» **AIM**: Gather, from the listing beneath this task, every line holding the string "true".

» **DATASET RECORDS**:
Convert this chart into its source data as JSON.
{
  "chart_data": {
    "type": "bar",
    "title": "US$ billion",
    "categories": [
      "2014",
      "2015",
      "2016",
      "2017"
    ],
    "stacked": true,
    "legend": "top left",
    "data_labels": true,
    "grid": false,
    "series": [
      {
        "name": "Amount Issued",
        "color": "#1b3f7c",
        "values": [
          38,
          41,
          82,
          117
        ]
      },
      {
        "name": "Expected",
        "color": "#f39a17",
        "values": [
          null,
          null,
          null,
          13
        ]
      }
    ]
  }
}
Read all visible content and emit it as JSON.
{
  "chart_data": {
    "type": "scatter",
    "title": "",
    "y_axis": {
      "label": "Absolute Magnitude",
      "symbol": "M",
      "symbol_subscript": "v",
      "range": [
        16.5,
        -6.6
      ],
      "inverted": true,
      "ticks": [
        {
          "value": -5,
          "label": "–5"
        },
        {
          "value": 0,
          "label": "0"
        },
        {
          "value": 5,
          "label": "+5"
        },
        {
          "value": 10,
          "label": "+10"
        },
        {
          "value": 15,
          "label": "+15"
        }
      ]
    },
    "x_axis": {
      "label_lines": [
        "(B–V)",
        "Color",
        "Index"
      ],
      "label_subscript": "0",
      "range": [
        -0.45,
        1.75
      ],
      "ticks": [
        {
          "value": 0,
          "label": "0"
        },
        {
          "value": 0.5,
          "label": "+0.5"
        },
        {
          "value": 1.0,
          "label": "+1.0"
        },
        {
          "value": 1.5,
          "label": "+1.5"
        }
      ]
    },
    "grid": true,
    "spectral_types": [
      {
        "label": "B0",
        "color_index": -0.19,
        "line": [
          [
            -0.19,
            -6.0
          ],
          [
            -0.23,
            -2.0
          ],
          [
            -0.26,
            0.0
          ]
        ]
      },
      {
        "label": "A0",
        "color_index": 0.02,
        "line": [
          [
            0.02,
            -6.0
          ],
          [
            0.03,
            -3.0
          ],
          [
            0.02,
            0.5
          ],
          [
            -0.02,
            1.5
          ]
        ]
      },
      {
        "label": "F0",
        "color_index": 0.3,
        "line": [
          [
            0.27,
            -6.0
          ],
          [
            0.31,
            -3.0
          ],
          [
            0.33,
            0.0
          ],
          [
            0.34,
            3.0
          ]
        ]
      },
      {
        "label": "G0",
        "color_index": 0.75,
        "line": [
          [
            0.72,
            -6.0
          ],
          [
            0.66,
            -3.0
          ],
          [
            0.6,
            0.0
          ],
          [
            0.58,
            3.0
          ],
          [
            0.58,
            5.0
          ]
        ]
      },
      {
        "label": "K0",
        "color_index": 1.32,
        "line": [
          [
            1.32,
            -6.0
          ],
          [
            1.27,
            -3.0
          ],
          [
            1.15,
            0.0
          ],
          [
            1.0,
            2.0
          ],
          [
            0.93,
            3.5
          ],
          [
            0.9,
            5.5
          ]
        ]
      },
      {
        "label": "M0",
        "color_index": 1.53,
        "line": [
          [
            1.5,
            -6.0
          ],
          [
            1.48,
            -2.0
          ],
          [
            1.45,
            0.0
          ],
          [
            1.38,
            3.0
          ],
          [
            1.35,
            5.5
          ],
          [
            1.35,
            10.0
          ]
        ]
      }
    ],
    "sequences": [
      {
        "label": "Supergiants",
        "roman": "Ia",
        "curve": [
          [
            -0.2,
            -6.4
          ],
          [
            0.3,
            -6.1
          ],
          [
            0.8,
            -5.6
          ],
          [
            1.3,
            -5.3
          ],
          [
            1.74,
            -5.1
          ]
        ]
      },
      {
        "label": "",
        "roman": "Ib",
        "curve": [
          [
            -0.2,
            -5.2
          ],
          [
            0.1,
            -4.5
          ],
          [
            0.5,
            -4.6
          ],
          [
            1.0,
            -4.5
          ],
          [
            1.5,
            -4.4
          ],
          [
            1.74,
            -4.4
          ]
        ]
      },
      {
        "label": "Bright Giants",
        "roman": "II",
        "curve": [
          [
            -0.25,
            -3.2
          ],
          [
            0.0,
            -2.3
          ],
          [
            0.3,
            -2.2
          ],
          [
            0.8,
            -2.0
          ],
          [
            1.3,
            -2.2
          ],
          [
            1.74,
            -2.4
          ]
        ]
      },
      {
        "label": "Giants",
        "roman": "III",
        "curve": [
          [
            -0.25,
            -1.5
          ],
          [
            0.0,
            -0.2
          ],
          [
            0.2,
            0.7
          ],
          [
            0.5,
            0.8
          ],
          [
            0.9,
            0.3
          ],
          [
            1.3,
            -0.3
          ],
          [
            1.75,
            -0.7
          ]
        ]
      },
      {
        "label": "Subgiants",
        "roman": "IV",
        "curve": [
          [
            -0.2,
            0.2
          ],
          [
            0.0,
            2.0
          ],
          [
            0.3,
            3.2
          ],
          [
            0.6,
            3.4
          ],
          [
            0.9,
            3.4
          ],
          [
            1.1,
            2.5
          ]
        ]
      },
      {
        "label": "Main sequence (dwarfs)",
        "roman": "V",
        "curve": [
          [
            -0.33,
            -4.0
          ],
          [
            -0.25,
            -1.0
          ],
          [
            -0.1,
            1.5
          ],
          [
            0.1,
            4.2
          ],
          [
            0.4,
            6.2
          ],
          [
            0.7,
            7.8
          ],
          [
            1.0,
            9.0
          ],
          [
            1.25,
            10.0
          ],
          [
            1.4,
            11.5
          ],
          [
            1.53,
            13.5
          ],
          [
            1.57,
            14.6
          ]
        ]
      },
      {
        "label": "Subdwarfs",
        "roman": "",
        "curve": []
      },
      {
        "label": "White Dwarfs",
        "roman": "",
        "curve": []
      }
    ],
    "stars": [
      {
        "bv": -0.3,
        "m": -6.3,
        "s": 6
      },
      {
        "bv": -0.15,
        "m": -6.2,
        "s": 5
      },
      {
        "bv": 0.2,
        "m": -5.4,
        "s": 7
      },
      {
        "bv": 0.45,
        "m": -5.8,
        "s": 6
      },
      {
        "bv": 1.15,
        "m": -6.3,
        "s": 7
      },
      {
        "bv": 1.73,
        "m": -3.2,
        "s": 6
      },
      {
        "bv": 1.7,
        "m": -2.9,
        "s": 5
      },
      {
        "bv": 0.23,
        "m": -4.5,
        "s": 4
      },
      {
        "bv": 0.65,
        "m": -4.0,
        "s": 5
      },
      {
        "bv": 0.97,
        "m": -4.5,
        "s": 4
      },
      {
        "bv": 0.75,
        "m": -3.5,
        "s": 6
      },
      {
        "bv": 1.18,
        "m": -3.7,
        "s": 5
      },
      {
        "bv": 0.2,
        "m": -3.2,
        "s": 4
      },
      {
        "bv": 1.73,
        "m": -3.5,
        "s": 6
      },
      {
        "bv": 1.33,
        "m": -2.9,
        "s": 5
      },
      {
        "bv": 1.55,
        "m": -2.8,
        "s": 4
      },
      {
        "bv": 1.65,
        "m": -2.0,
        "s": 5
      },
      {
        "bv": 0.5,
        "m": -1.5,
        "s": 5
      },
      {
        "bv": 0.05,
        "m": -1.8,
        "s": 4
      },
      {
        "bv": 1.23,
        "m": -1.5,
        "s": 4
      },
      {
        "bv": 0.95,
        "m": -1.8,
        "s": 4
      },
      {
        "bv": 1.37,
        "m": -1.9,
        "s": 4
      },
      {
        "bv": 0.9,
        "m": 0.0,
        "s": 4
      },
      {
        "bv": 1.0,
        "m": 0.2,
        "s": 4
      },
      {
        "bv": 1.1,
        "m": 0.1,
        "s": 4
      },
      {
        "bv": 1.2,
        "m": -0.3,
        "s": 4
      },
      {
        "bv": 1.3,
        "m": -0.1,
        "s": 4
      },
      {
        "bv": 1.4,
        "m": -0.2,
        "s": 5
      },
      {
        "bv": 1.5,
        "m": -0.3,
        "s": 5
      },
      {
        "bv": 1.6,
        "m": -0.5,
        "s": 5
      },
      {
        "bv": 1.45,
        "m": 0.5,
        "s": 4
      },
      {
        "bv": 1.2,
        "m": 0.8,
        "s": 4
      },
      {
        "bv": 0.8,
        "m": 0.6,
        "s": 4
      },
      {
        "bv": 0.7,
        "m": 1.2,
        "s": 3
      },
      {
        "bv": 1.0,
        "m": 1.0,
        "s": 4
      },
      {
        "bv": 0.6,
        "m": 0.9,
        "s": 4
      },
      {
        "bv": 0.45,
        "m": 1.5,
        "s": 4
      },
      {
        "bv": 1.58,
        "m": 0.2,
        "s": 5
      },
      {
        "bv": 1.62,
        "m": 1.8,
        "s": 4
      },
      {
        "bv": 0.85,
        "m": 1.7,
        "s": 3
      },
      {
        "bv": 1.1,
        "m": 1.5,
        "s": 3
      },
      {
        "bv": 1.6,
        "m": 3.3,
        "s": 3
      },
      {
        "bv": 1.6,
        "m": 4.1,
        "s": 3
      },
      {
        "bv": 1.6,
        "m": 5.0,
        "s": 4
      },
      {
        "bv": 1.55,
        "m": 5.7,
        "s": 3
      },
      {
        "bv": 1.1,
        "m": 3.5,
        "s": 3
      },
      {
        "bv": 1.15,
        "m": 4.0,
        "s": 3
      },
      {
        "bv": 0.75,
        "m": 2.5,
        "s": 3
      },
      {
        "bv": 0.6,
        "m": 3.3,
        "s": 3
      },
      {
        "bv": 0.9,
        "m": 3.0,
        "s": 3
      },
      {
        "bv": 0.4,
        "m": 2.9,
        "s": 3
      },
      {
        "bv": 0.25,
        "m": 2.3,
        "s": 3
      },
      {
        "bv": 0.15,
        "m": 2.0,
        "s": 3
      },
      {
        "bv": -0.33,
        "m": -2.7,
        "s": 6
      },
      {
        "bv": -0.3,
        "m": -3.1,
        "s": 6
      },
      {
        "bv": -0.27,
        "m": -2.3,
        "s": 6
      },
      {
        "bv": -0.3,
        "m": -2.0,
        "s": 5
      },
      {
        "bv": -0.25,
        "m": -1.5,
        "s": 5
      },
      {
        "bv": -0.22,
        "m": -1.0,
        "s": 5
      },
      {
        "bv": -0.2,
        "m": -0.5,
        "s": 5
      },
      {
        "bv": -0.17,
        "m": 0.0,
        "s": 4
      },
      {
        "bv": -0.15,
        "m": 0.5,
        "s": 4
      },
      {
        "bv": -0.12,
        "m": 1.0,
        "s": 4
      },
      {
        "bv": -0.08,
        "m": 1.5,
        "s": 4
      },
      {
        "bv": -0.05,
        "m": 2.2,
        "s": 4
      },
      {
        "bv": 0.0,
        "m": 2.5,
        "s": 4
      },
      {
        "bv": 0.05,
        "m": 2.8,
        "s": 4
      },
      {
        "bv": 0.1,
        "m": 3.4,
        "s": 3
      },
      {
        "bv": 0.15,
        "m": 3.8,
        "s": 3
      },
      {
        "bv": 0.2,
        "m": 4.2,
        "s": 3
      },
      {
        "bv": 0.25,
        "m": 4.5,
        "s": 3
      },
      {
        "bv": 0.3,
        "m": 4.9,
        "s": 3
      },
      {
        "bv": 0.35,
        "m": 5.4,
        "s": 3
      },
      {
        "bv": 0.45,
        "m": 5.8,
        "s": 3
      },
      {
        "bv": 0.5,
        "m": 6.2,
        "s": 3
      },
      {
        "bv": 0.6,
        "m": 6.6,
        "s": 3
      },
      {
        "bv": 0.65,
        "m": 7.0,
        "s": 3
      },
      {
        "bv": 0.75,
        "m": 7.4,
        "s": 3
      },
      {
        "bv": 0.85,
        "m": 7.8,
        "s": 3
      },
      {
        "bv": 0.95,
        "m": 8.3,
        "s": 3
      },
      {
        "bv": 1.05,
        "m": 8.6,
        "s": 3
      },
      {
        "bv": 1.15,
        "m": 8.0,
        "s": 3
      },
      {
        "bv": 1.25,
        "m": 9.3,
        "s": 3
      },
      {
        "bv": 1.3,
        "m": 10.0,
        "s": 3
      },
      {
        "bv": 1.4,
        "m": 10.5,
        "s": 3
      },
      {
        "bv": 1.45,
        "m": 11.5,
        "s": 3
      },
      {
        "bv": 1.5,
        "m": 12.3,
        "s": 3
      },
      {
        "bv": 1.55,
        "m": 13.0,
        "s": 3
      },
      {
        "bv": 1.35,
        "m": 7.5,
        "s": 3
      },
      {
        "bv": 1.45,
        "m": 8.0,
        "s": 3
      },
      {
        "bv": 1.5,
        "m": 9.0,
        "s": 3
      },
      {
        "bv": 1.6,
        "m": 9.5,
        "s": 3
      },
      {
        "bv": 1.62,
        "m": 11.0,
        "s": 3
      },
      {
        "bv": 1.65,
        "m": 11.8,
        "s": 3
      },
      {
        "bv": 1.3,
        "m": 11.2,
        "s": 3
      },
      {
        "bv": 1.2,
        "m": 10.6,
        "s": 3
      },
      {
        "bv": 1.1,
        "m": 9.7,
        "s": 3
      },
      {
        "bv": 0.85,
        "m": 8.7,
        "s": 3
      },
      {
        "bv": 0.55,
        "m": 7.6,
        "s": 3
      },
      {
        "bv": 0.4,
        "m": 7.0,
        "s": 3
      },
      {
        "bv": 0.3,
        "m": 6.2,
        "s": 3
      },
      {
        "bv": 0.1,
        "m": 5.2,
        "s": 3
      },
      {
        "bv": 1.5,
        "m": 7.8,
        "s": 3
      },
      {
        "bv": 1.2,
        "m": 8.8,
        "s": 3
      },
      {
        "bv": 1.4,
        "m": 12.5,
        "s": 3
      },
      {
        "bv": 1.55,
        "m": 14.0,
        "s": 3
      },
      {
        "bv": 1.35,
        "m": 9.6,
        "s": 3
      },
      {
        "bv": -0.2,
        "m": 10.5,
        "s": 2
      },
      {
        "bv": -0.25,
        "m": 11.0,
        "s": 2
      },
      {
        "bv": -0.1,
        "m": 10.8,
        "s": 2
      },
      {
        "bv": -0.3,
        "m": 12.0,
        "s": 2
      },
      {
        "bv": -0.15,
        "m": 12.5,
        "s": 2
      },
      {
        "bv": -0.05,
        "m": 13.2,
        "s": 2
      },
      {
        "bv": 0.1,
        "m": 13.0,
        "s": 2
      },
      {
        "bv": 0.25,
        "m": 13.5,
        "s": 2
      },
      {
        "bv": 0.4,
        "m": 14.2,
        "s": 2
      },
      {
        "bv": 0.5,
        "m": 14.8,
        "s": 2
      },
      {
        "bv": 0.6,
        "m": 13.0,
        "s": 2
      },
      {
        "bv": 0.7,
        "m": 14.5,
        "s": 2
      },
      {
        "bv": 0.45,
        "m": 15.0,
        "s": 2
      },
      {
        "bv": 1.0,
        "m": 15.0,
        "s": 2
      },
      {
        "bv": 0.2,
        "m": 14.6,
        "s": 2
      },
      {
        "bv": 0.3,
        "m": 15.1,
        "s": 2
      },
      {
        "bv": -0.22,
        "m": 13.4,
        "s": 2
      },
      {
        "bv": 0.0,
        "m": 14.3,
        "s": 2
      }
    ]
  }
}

» **OUTPUT FOR THIS TASK**:
    "stacked": true,
    "data_labels": true,
      "inverted": true,
    "grid": true,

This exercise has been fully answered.